** Begin RECORDS TO USE **

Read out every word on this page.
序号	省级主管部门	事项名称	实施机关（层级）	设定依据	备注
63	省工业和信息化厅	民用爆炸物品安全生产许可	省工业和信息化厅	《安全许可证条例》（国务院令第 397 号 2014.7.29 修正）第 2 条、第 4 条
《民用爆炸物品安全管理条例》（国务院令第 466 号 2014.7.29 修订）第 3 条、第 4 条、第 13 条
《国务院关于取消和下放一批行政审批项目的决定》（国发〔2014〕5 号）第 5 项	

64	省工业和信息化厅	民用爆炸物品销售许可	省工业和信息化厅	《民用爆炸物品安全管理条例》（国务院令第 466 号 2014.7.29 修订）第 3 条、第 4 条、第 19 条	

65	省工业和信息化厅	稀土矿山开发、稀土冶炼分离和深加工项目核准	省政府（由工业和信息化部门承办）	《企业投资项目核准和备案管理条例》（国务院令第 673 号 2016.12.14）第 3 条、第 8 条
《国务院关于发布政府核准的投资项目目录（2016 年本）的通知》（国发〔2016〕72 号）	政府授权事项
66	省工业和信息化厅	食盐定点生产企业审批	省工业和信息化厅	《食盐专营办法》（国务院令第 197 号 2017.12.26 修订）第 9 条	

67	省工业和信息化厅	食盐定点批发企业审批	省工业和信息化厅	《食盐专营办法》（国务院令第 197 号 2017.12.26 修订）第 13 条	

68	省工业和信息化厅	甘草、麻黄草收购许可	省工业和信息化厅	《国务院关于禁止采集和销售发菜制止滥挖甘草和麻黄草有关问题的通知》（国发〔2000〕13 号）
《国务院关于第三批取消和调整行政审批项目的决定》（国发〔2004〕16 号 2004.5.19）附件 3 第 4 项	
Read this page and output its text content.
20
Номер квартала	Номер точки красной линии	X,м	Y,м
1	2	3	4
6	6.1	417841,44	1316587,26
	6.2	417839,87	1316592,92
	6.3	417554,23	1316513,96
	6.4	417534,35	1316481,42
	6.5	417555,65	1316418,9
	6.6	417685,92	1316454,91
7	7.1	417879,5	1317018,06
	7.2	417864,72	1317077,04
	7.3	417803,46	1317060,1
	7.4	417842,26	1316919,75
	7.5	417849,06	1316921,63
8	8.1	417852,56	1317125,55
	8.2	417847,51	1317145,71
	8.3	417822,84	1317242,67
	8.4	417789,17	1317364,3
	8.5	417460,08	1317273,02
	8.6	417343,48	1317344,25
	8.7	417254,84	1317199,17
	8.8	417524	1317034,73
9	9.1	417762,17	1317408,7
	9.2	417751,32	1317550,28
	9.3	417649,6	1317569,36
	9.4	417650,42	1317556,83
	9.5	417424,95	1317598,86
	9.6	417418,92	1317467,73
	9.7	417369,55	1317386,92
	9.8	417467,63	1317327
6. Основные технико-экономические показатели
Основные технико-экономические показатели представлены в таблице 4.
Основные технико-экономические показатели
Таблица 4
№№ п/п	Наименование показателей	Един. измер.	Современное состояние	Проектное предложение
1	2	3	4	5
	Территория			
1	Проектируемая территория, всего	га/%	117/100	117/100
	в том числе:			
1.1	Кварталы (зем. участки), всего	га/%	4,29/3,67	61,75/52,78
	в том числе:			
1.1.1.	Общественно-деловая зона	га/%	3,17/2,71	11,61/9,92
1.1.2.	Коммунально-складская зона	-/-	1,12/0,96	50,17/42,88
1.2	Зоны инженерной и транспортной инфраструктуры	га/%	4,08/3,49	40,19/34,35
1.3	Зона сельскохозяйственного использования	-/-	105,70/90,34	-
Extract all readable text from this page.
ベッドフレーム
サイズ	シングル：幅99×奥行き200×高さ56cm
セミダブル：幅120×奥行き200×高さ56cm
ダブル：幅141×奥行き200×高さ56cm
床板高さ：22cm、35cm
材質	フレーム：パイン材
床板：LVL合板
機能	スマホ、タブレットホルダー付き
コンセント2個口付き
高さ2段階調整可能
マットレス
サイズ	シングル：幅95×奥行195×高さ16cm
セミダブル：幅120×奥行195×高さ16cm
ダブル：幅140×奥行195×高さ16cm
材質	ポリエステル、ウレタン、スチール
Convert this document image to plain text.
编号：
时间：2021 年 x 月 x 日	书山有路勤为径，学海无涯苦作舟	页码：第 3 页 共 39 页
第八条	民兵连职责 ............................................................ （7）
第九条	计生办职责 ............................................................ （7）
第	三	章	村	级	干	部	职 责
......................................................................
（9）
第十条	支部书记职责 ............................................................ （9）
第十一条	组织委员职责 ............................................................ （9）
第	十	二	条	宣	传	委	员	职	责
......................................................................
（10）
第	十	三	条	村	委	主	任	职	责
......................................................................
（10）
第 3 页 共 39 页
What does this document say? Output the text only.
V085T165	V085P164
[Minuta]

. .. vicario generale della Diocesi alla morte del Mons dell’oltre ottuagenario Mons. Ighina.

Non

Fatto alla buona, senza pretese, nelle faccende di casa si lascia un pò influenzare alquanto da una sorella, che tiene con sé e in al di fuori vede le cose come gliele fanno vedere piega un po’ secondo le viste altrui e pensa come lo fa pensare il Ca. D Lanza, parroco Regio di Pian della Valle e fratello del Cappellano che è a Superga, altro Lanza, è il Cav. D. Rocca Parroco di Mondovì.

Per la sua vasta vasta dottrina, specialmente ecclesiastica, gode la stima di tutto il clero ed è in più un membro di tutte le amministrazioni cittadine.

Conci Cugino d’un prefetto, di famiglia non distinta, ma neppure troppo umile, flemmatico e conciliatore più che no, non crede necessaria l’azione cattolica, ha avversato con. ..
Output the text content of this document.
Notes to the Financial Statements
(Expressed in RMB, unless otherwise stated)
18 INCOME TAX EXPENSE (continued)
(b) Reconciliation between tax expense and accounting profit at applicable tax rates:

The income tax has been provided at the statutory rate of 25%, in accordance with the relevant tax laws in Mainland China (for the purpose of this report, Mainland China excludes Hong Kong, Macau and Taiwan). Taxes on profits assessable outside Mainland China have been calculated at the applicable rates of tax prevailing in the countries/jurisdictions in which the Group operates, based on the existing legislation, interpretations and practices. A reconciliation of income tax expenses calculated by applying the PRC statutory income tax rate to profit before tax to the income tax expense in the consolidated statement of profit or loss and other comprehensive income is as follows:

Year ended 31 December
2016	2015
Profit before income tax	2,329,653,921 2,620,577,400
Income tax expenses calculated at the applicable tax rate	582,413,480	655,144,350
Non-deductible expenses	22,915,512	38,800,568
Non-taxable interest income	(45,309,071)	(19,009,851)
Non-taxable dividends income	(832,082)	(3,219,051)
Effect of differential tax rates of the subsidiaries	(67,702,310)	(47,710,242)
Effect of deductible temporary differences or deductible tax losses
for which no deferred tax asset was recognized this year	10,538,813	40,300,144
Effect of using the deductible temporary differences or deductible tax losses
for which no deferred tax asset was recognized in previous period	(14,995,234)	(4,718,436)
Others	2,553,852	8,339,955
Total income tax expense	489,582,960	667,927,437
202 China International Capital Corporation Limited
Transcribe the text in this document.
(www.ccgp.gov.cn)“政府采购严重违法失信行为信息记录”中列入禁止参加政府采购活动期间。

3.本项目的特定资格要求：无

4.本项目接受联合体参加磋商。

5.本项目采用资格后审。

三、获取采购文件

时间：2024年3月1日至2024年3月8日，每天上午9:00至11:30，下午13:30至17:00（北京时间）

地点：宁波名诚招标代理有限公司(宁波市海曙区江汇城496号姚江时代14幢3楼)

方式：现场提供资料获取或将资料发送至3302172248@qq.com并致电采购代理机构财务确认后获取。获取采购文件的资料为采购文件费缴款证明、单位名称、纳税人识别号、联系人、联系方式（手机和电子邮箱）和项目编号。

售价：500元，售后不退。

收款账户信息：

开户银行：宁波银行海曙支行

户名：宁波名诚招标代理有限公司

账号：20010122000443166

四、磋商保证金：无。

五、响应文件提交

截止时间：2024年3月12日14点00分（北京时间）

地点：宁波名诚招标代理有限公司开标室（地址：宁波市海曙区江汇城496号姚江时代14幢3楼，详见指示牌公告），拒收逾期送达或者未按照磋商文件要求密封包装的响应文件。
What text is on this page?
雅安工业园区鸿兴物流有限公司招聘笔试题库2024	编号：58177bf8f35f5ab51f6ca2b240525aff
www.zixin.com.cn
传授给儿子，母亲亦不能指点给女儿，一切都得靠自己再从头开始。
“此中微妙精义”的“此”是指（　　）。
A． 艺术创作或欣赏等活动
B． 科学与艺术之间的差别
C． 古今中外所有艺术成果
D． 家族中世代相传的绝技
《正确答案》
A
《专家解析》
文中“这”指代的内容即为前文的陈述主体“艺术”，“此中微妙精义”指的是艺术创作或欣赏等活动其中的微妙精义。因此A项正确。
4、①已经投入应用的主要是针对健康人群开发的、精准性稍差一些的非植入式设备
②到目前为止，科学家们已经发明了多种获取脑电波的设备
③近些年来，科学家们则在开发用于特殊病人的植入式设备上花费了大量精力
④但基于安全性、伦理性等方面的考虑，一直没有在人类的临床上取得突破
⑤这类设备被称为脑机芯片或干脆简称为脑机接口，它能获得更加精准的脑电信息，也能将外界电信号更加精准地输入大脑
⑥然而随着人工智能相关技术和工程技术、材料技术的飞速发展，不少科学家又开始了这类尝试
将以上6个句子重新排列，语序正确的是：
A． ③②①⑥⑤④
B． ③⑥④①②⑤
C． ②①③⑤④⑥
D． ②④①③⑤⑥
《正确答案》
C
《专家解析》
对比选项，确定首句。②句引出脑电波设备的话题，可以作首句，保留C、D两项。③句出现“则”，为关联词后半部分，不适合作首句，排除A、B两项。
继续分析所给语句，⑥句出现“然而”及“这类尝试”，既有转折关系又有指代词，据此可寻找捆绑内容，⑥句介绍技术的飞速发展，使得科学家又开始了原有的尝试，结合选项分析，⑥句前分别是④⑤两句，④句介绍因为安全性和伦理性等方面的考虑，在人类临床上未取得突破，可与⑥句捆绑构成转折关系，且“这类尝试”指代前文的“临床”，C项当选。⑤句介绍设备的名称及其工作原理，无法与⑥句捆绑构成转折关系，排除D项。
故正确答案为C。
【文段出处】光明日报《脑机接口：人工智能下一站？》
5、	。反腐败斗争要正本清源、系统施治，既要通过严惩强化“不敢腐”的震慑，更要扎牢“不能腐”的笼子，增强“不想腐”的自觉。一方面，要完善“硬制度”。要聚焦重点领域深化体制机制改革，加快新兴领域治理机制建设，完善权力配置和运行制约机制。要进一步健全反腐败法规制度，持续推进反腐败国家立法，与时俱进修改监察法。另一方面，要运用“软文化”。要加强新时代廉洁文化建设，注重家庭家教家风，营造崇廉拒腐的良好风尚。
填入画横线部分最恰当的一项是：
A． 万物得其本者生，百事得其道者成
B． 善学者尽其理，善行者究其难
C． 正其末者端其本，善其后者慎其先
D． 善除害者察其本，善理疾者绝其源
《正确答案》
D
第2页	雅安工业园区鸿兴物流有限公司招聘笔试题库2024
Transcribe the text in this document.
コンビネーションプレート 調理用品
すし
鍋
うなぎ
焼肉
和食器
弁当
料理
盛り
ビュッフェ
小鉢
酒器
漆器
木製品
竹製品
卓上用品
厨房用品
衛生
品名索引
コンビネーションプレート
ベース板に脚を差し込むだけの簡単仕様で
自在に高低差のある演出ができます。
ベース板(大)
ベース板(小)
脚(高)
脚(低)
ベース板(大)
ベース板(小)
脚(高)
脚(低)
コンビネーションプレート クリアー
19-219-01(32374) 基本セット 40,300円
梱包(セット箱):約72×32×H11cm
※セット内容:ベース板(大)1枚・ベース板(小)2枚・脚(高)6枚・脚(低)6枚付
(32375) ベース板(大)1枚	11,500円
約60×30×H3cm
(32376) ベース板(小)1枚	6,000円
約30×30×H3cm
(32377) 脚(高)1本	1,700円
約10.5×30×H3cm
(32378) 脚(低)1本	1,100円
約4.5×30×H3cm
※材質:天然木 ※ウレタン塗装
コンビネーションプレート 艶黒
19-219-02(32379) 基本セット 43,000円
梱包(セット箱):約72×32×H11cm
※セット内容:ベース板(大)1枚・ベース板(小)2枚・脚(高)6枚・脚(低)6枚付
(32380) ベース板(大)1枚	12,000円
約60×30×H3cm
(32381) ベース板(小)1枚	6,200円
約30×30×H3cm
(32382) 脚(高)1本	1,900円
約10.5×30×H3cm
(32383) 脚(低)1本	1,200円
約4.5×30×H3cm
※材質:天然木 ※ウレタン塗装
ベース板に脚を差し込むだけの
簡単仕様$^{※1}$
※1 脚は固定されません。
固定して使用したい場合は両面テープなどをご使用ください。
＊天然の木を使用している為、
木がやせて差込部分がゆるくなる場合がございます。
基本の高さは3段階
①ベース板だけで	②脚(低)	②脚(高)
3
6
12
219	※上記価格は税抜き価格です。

** End RECORDS TO USE **

TASK TO CARRY OUT: Identify and copy all lines with the word "食盐专营办法".

ANSWER TO THE PROBLEM:
66	省工业和信息化厅	食盐定点生产企业审批	省工业和信息化厅	《食盐专营办法》（国务院令第 197 号 2017.12.26 修订）第 9 条	
67	省工业和信息化厅	食盐定点批发企业审批	省工业和信息化厅	《食盐专营办法》（国务院令第 197 号 2017.12.26 修订）第 13 条	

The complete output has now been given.